PASSAGE ->
Using Carson rule, the analog bandwidth at 5 modulation index occupied by FM signal = 60 KHz

Improvement in output SNR by increasing modulation index = 6.2 dB

This improvement is achieved at the expenses of bandwidth. For modulation index = 3, a bandwidth of 40kHz is needed,
while for modulation index = 5 requires bandwidth = 60kHz.


## Example no 6.6 Page no. 280¶

In [2]:
from math import log10
# To determine the maximum theoretical datarate and to compare this rate to US digital cellular standard

# Given data
SNR=20#                                            # Signal to noise ratio of wireless communication link in dB
B=30*10**3#                                         # RF bandwidth in Hz
SNR=10**(SNR/10)#                                   # Signal to noise ratio of wireless communication link

# To determine the maximum theoretical datarate
C=B*(log10(1+SNR)/log10(2))#                       # The maximum theoretical datarate in bps

# Displaying the result in command window
print '\n The maximum theoretical datarate = %0.2f kbps'%(C*10**-3)#
print '\n The USDC data rate is 48.6 kbps, which is only about one fourth the theoretical limit under 20dB SNR condition.'

 The maximum theoretical datarate = 199.75 kbps

The USDC data rate is 48.6 kbps, which is only about one fourth the theoretical limit under 20dB SNR condition.

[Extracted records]
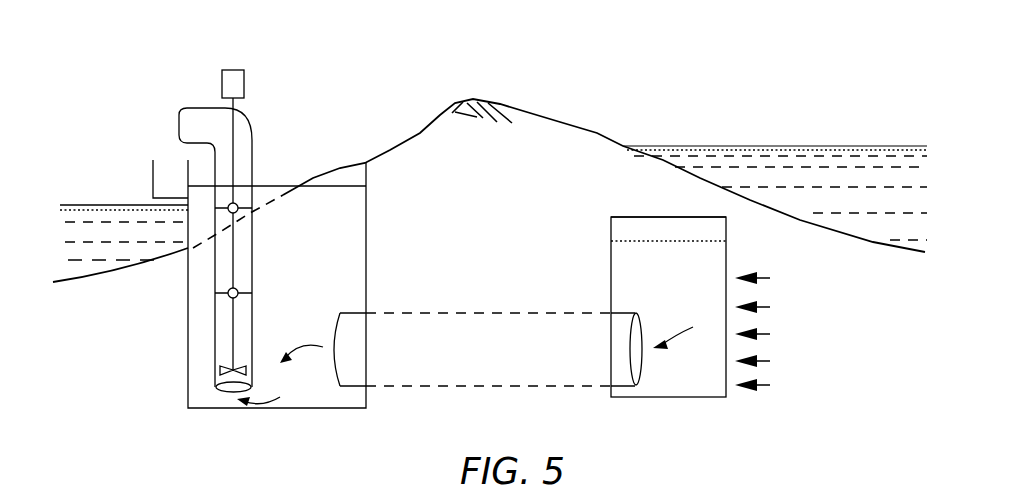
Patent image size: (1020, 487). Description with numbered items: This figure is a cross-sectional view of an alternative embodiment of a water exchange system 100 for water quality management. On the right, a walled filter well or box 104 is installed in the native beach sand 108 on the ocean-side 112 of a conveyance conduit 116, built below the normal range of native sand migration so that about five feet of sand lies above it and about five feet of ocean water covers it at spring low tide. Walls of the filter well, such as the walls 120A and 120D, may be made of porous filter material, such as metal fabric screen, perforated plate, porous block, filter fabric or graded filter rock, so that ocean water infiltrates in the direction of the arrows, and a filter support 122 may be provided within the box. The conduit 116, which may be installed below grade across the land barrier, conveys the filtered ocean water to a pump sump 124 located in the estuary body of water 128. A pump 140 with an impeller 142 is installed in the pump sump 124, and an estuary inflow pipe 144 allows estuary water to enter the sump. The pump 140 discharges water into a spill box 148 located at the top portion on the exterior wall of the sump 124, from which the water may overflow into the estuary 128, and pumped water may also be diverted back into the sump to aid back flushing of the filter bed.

The water exchange system 100 is at (664, 86).
The filter well or box 104 is at (685, 292).
The native beach sand 108 is at (765, 196).
The ocean-side 112 is at (867, 174).
The conveyance conduit 116 is at (502, 361).
The wall of the filter well or box 120A is at (727, 252).
The wall of the filter well or box 120D is at (682, 217).
The filter support 122 is at (630, 233).
The pump sump 124 is at (303, 247).
The estuary body of water 128 is at (85, 237).
The pump 140 is at (245, 92).
The impeller 142 is at (233, 322).
The estuary inflow pipe 144 is at (252, 140).
The spill box 148 is at (153, 175).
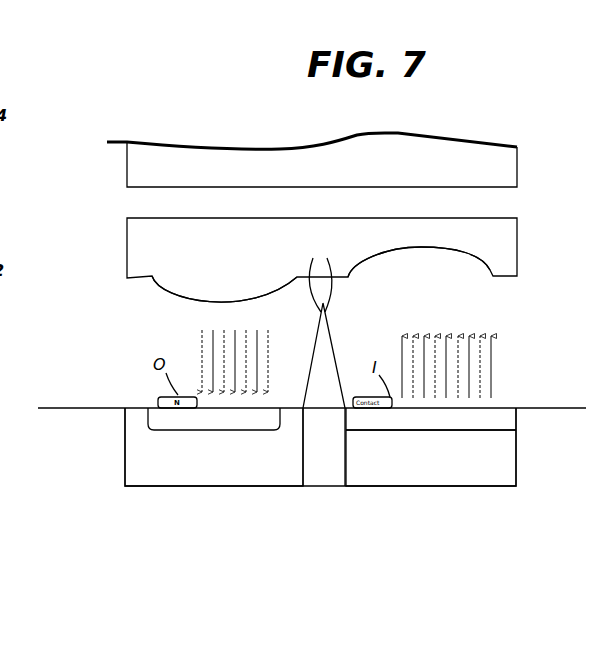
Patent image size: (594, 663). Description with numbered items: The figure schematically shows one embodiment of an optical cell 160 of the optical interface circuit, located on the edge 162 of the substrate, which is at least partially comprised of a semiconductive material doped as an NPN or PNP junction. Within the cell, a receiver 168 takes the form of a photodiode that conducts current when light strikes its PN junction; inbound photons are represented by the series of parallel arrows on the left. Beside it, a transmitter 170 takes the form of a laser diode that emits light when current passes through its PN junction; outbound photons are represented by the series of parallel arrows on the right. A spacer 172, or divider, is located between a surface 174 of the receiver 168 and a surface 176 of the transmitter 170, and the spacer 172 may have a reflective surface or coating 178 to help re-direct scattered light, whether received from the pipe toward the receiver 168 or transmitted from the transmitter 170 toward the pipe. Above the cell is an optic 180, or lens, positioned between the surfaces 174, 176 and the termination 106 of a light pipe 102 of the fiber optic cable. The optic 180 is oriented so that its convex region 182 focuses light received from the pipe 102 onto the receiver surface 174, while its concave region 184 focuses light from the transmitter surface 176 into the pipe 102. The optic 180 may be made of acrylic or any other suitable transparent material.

The light pipe 102 is at (329, 180).
The termination 106 is at (245, 193).
The optical cell 160 is at (551, 500).
The edge 162 is at (73, 404).
The receiver 168 is at (190, 491).
The transmitter 170 is at (405, 490).
The spacer 172 is at (317, 468).
The receiver surface 174 is at (276, 407).
The transmitter surface 176 is at (509, 407).
The reflective coating 178 is at (321, 277).
The optic 180 is at (126, 214).
The convex region 182 is at (160, 292).
The concave region 184 is at (417, 249).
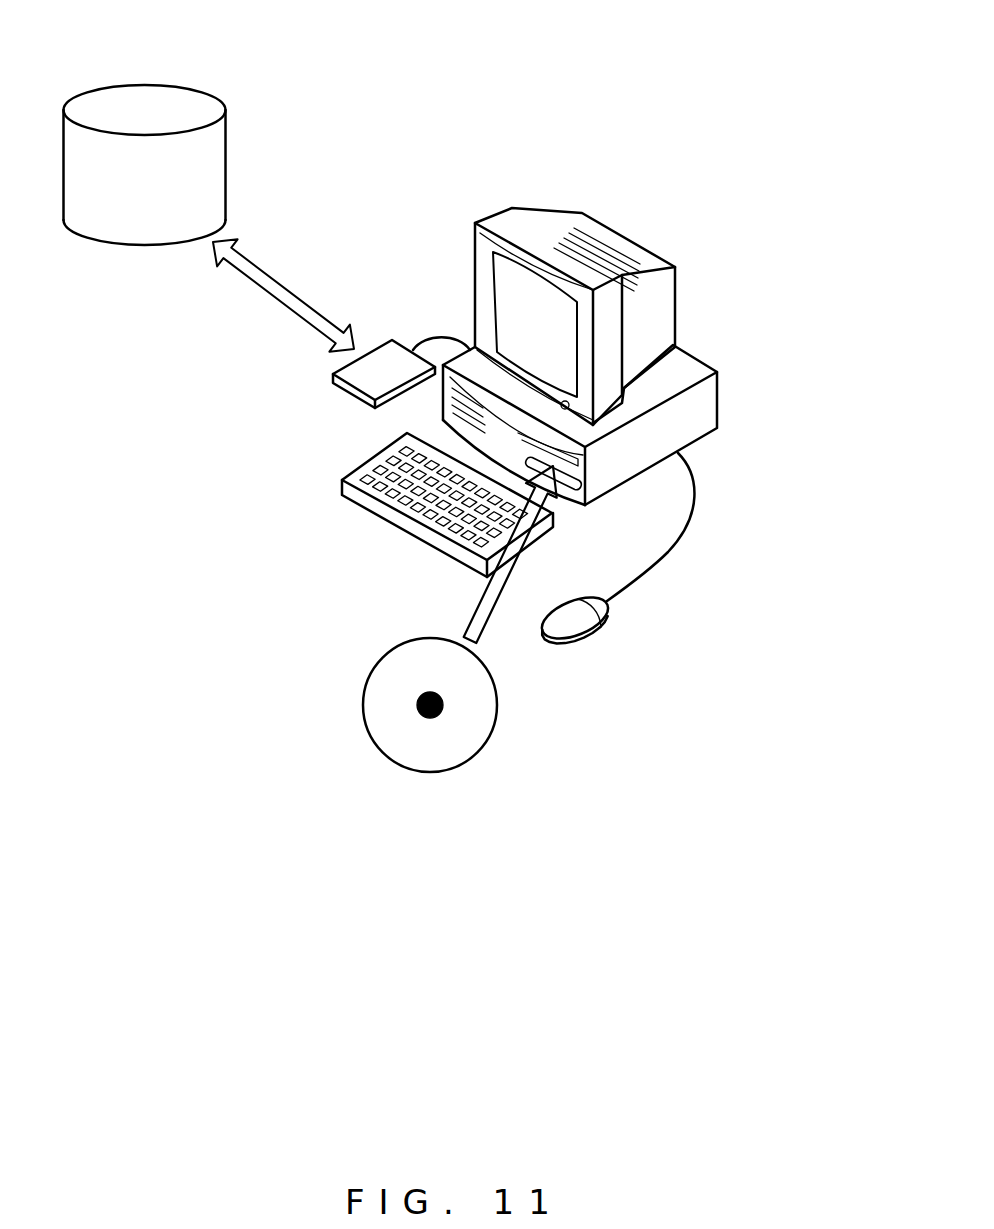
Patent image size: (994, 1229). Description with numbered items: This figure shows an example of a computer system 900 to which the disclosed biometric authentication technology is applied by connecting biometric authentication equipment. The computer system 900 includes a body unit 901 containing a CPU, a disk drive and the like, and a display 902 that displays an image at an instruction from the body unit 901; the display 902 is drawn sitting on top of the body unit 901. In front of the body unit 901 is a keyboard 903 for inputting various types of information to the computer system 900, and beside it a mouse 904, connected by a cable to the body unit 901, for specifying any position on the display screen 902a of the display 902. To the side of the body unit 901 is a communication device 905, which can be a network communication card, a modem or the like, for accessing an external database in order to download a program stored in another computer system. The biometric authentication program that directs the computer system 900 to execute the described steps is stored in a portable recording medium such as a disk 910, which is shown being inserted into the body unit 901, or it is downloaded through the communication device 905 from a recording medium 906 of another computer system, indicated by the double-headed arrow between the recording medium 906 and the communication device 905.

WRITTEN TASK ->
Retype the passage on FM bandwidth and datarate from "Improvement in output" up to and including "bandwidth = 60kHz.".

OUTPUT ->
Improvement in output SNR by increasing modulation index = 6.2 dB

This improvement is achieved at the expenses of bandwidth. For modulation index = 3, a bandwidth of 40kHz is needed,
while for modulation index = 5 requires bandwidth = 60kHz.